[Records provided start]
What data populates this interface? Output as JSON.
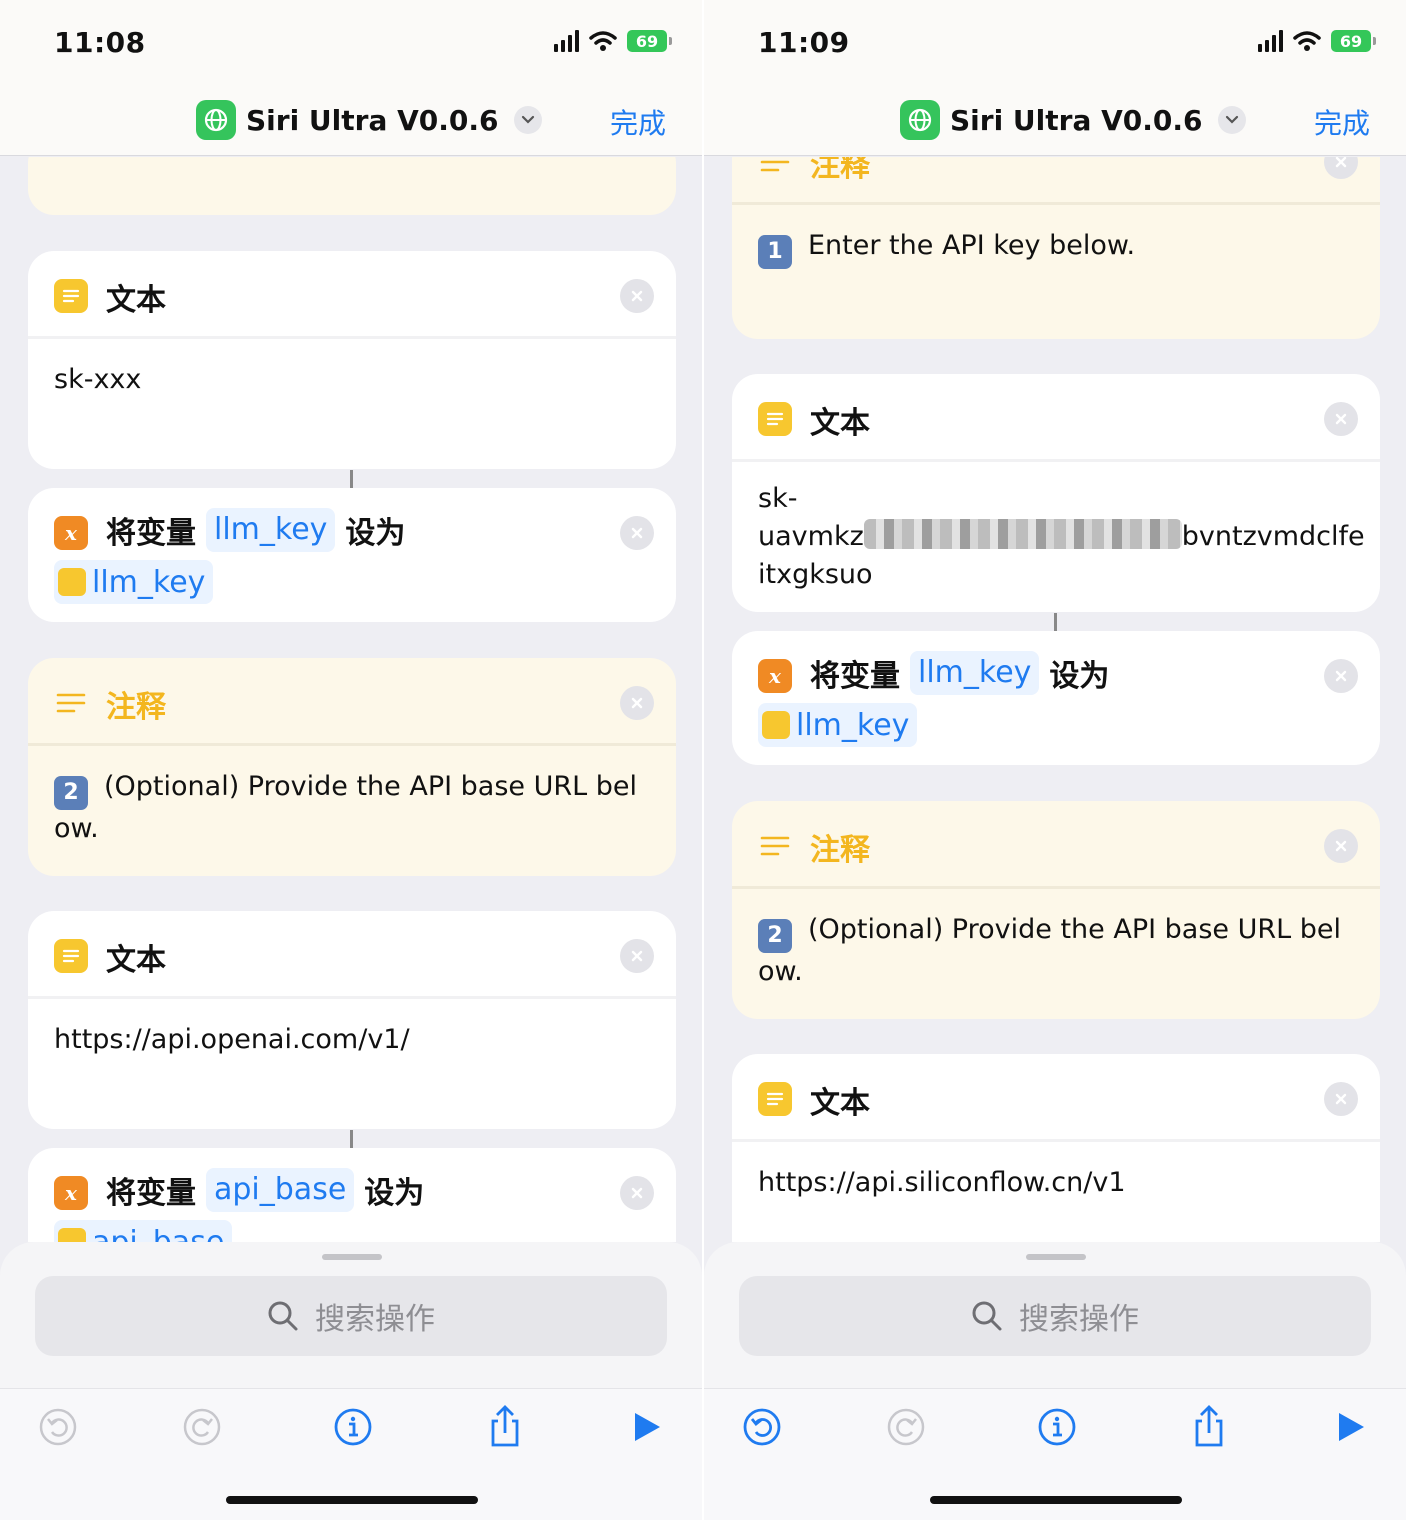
{
  "colors": {
    "accent": "#1f7bf0",
    "note_title": "#f3b61f",
    "text_icon": "#f7c72f",
    "var_icon": "#f08a24",
    "app_icon": "#35c45c"
  },
  "phones": [
    {
      "status": {
        "time": "11:08",
        "battery": "69"
      },
      "nav": {
        "title": "Siri Ultra V0.0.6",
        "done": "完成"
      },
      "cards": {
        "text1": {
          "title": "文本",
          "body": "sk-xxx"
        },
        "setvar1": {
          "prefix": "将变量",
          "variable": "llm_key",
          "suffix": "设为",
          "value": "llm_key"
        },
        "note2": {
          "title": "注释",
          "badge": "2",
          "body": "(Optional) Provide the API base URL below."
        },
        "text2": {
          "title": "文本",
          "body": "https://api.openai.com/v1/"
        },
        "setvar2": {
          "prefix": "将变量",
          "variable": "api_base",
          "suffix": "设为",
          "value": "api_base"
        }
      },
      "search_placeholder": "搜索操作"
    },
    {
      "status": {
        "time": "11:09",
        "battery": "69"
      },
      "nav": {
        "title": "Siri Ultra V0.0.6",
        "done": "完成"
      },
      "cards": {
        "note1": {
          "title": "注释",
          "badge": "1",
          "body": "Enter the API key below."
        },
        "text1": {
          "title": "文本",
          "body_line1": "sk-",
          "body_line2_start": "uavmkz",
          "body_line2_end": "bvntzvmdclfe",
          "body_line3": "itxgksuo"
        },
        "setvar1": {
          "prefix": "将变量",
          "variable": "llm_key",
          "suffix": "设为",
          "value": "llm_key"
        },
        "note2": {
          "title": "注释",
          "badge": "2",
          "body": "(Optional) Provide the API base URL below."
        },
        "text2": {
          "title": "文本",
          "body": "https://api.siliconflow.cn/v1"
        }
      },
      "search_placeholder": "搜索操作"
    }
  ]
}
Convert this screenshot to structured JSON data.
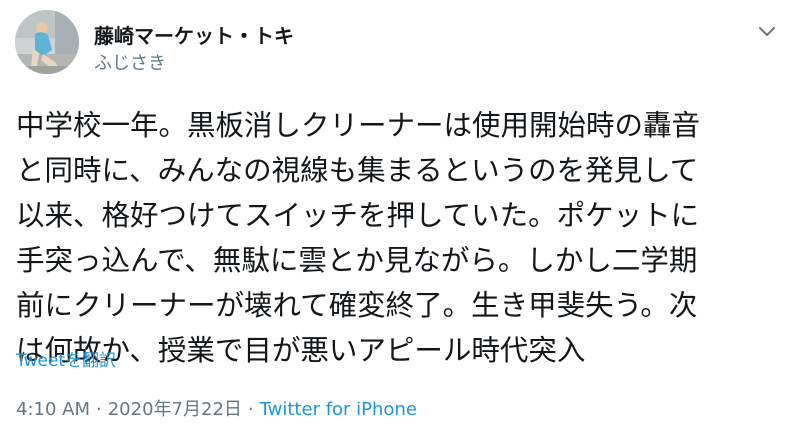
{
  "tweet": {
    "author": {
      "display_name": "藤崎マーケット・トキ",
      "handle": "ふじさき"
    },
    "body_lines": [
      "中学校一年。黒板消しクリーナーは使用開始時の轟音",
      "と同時に、みんなの視線も集まるというのを発見して",
      "以来、格好つけてスイッチを押していた。ポケットに",
      "手突っ込んで、無駄に雲とか見ながら。しかし二学期",
      "前にクリーナーが壊れて確変終了。生き甲斐失う。次",
      "は何故か、授業で目が悪いアピール時代突入"
    ],
    "translate_label": "Tweetを翻訳",
    "time": "4:10 AM",
    "separator_1": "·",
    "date": "2020年7月22日",
    "separator_2": "·",
    "source": "Twitter for iPhone"
  },
  "colors": {
    "text_primary": "#14171a",
    "text_secondary": "#657786",
    "link": "#1b95e0"
  },
  "icons": {
    "menu": "chevron-down-icon",
    "avatar": "avatar"
  }
}
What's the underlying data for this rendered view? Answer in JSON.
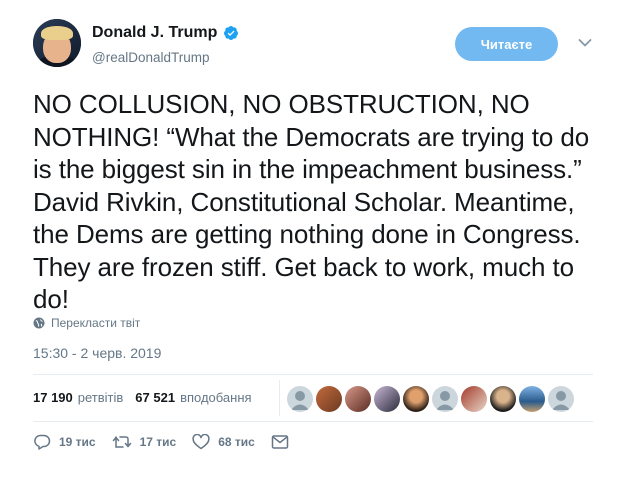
{
  "author": {
    "display_name": "Donald J. Trump",
    "handle": "@realDonaldTrump",
    "verified": true
  },
  "follow_button": {
    "label": "Читаєте"
  },
  "tweet": {
    "text": "NO COLLUSION, NO OBSTRUCTION, NO NOTHING! “What the Democrats are trying to do is the biggest sin in the impeachment business.” David Rivkin, Constitutional Scholar. Meantime, the Dems are getting nothing done in Congress. They are frozen stiff. Get back to work, much to do!",
    "translate_label": "Перекласти твіт",
    "timestamp": "15:30 - 2 черв. 2019"
  },
  "stats": {
    "retweets_count": "17 190",
    "retweets_label": "ретвітів",
    "likes_count": "67 521",
    "likes_label": "вподобання"
  },
  "actions": {
    "reply_count": "19 тис",
    "retweet_count": "17 тис",
    "like_count": "68 тис"
  },
  "colors": {
    "accent": "#1da1f2",
    "follow_bg": "#71b9f0",
    "secondary_text": "#657786",
    "divider": "#e6ecf0"
  },
  "icons": [
    "verified-badge-icon",
    "caret-down-icon",
    "globe-icon",
    "reply-icon",
    "retweet-icon",
    "heart-icon",
    "message-icon"
  ]
}
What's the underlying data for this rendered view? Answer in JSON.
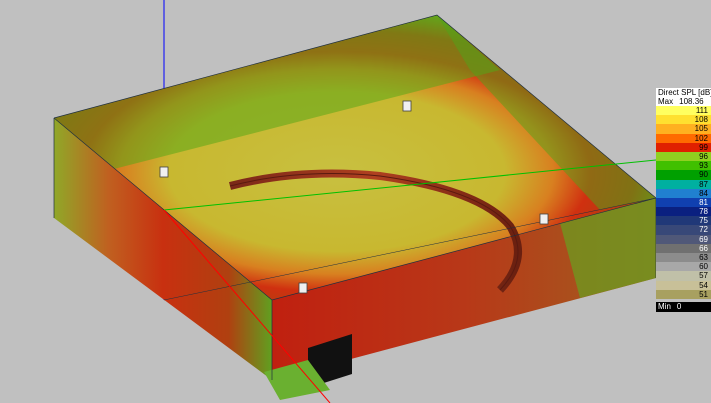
[Records provided end]
● **Brief**: Quote the preceding records in their entirety, excluding every picture.

● **The response**:
What data populates this interface? Output as JSON.
{
  "colors": {
    "accent": "#1f7bf0",
    "note_title": "#f3b61f",
    "text_icon": "#f7c72f",
    "var_icon": "#f08a24",
    "app_icon": "#35c45c"
  },
  "phones": [
    {
      "status": {
        "time": "11:08",
        "battery": "69"
      },
      "nav": {
        "title": "Siri Ultra V0.0.6",
        "done": "完成"
      },
      "cards": {
        "text1": {
          "title": "文本",
          "body": "sk-xxx"
        },
        "setvar1": {
          "prefix": "将变量",
          "variable": "llm_key",
          "suffix": "设为",
          "value": "llm_key"
        },
        "note2": {
          "title": "注释",
          "badge": "2",
          "body": "(Optional) Provide the API base URL below."
        },
        "text2": {
          "title": "文本",
          "body": "https://api.openai.com/v1/"
        },
        "setvar2": {
          "prefix": "将变量",
          "variable": "api_base",
          "suffix": "设为",
          "value": "api_base"
        }
      },
      "search_placeholder": "搜索操作"
    },
    {
      "status": {
        "time": "11:09",
        "battery": "69"
      },
      "nav": {
        "title": "Siri Ultra V0.0.6",
        "done": "完成"
      },
      "cards": {
        "note1": {
          "title": "注释",
          "badge": "1",
          "body": "Enter the API key below."
        },
        "text1": {
          "title": "文本",
          "body_line1": "sk-",
          "body_line2_start": "uavmkz",
          "body_line2_end": "bvntzvmdclfe",
          "body_line3": "itxgksuo"
        },
        "setvar1": {
          "prefix": "将变量",
          "variable": "llm_key",
          "suffix": "设为",
          "value": "llm_key"
        },
        "note2": {
          "title": "注释",
          "badge": "2",
          "body": "(Optional) Provide the API base URL below."
        },
        "text2": {
          "title": "文本",
          "body": "https://api.siliconflow.cn/v1"
        }
      },
      "search_placeholder": "搜索操作"
    }
  ]
}
Convert this screenshot to structured JSON data.
{
  "tweet": {
    "author": {
      "display_name": "藤崎マーケット・トキ",
      "handle": "ふじさき"
    },
    "body_lines": [
      "中学校一年。黒板消しクリーナーは使用開始時の轟音",
      "と同時に、みんなの視線も集まるというのを発見して",
      "以来、格好つけてスイッチを押していた。ポケットに",
      "手突っ込んで、無駄に雲とか見ながら。しかし二学期",
      "前にクリーナーが壊れて確変終了。生き甲斐失う。次",
      "は何故か、授業で目が悪いアピール時代突入"
    ],
    "translate_label": "Tweetを翻訳",
    "time": "4:10 AM",
    "separator_1": "·",
    "date": "2020年7月22日",
    "separator_2": "·",
    "source": "Twitter for iPhone"
  },
  "colors": {
    "text_primary": "#14171a",
    "text_secondary": "#657786",
    "link": "#1b95e0"
  },
  "icons": {
    "menu": "chevron-down-icon",
    "avatar": "avatar"
  }
}
What's the underlying data for this rendered view? Answer in JSON.
{
  "author": {
    "display_name": "Donald J. Trump",
    "handle": "@realDonaldTrump",
    "verified": true
  },
  "follow_button": {
    "label": "Читаєте"
  },
  "tweet": {
    "text": "NO COLLUSION, NO OBSTRUCTION, NO NOTHING! “What the Democrats are trying to do is the biggest sin in the impeachment business.” David Rivkin, Constitutional Scholar. Meantime, the Dems are getting nothing done in Congress. They are frozen stiff. Get back to work, much to do!",
    "translate_label": "Перекласти твіт",
    "timestamp": "15:30 - 2 черв. 2019"
  },
  "stats": {
    "retweets_count": "17 190",
    "retweets_label": "ретвітів",
    "likes_count": "67 521",
    "likes_label": "вподобання"
  },
  "actions": {
    "reply_count": "19 тис",
    "retweet_count": "17 тис",
    "like_count": "68 тис"
  },
  "colors": {
    "accent": "#1da1f2",
    "follow_bg": "#71b9f0",
    "secondary_text": "#657786",
    "divider": "#e6ecf0"
  },
  "icons": [
    "verified-badge-icon",
    "caret-down-icon",
    "globe-icon",
    "reply-icon",
    "retweet-icon",
    "heart-icon",
    "message-icon"
  ]
}
What's the underlying data for this rendered view? Answer in JSON.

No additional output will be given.